:: Dataset extract

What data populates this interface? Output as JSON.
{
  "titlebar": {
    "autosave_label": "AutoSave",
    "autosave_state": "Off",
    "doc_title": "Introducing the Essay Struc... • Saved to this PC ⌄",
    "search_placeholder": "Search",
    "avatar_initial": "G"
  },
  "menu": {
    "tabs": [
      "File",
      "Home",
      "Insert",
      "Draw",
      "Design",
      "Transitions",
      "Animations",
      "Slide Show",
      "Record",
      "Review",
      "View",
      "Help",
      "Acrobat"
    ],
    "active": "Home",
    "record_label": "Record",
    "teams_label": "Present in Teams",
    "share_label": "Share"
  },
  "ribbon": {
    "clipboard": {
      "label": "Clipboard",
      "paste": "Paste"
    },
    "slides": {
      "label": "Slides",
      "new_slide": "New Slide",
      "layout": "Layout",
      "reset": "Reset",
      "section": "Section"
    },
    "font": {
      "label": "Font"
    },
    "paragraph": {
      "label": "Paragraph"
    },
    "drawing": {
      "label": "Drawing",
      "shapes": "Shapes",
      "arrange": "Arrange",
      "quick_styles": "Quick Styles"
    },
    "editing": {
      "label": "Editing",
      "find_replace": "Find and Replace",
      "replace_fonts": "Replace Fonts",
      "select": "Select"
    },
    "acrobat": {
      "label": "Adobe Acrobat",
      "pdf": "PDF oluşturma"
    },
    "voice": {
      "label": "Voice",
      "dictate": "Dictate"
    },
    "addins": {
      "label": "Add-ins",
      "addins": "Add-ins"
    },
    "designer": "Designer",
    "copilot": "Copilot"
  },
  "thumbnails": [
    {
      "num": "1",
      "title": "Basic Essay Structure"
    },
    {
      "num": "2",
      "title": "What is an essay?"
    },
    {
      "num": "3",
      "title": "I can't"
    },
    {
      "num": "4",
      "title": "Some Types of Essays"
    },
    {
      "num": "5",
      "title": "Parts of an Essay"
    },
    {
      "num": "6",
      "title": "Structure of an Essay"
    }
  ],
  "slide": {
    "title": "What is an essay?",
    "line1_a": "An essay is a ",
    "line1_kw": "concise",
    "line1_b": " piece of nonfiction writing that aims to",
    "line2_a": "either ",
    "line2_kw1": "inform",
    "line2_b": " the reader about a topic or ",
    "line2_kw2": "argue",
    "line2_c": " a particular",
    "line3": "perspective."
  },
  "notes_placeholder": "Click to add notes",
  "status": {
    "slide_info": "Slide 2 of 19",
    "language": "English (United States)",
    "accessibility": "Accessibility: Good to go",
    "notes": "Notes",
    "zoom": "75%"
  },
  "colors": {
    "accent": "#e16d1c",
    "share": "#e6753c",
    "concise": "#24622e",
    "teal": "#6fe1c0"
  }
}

::::

Task goal:
Copy out the whole listing exactly as written.

Full answer:
What data populates this interface? Output as JSON.
{
  "titlebar": {
    "autosave_label": "AutoSave",
    "autosave_state": "Off",
    "doc_title": "Introducing the Essay Struc... • Saved to this PC ⌄",
    "search_placeholder": "Search",
    "avatar_initial": "G"
  },
  "menu": {
    "tabs": [
      "File",
      "Home",
      "Insert",
      "Draw",
      "Design",
      "Transitions",
      "Animations",
      "Slide Show",
      "Record",
      "Review",
      "View",
      "Help",
      "Acrobat"
    ],
    "active": "Home",
    "record_label": "Record",
    "teams_label": "Present in Teams",
    "share_label": "Share"
  },
  "ribbon": {
    "clipboard": {
      "label": "Clipboard",
      "paste": "Paste"
    },
    "slides": {
      "label": "Slides",
      "new_slide": "New Slide",
      "layout": "Layout",
      "reset": "Reset",
      "section": "Section"
    },
    "font": {
      "label": "Font"
    },
    "paragraph": {
      "label": "Paragraph"
    },
    "drawing": {
      "label": "Drawing",
      "shapes": "Shapes",
      "arrange": "Arrange",
      "quick_styles": "Quick Styles"
    },
    "editing": {
      "label": "Editing",
      "find_replace": "Find and Replace",
      "replace_fonts": "Replace Fonts",
      "select": "Select"
    },
    "acrobat": {
      "label": "Adobe Acrobat",
      "pdf": "PDF oluşturma"
    },
    "voice": {
      "label": "Voice",
      "dictate": "Dictate"
    },
    "addins": {
      "label": "Add-ins",
      "addins": "Add-ins"
    },
    "designer": "Designer",
    "copilot": "Copilot"
  },
  "thumbnails": [
    {
      "num": "1",
      "title": "Basic Essay Structure"
    },
    {
      "num": "2",
      "title": "What is an essay?"
    },
    {
      "num": "3",
      "title": "I can't"
    },
    {
      "num": "4",
      "title": "Some Types of Essays"
    },
    {
      "num": "5",
      "title": "Parts of an Essay"
    },
    {
      "num": "6",
      "title": "Structure of an Essay"
    }
  ],
  "slide": {
    "title": "What is an essay?",
    "line1_a": "An essay is a ",
    "line1_kw": "concise",
    "line1_b": " piece of nonfiction writing that aims to",
    "line2_a": "either ",
    "line2_kw1": "inform",
    "line2_b": " the reader about a topic or ",
    "line2_kw2": "argue",
    "line2_c": " a particular",
    "line3": "perspective."
  },
  "notes_placeholder": "Click to add notes",
  "status": {
    "slide_info": "Slide 2 of 19",
    "language": "English (United States)",
    "accessibility": "Accessibility: Good to go",
    "notes": "Notes",
    "zoom": "75%"
  },
  "colors": {
    "accent": "#e16d1c",
    "share": "#e6753c",
    "concise": "#24622e",
    "teal": "#6fe1c0"
  }
}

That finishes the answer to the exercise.